**TASK STATEMENT:**
Extract each line of the records below that contains the word "text".

==== GIVEN INFORMATION

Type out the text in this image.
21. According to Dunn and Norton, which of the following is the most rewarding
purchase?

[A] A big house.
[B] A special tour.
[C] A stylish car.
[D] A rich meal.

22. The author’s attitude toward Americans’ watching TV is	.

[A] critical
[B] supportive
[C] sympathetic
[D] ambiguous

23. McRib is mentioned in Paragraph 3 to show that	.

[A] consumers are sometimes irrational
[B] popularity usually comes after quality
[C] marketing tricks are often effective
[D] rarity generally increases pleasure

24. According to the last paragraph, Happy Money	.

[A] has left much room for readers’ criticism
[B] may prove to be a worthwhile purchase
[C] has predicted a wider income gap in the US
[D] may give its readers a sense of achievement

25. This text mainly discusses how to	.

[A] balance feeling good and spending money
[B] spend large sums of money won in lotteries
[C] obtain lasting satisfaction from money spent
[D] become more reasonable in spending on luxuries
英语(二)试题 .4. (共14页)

========

**RESPONSE:**
Type out the text in this image.
25. This text mainly discusses how to	.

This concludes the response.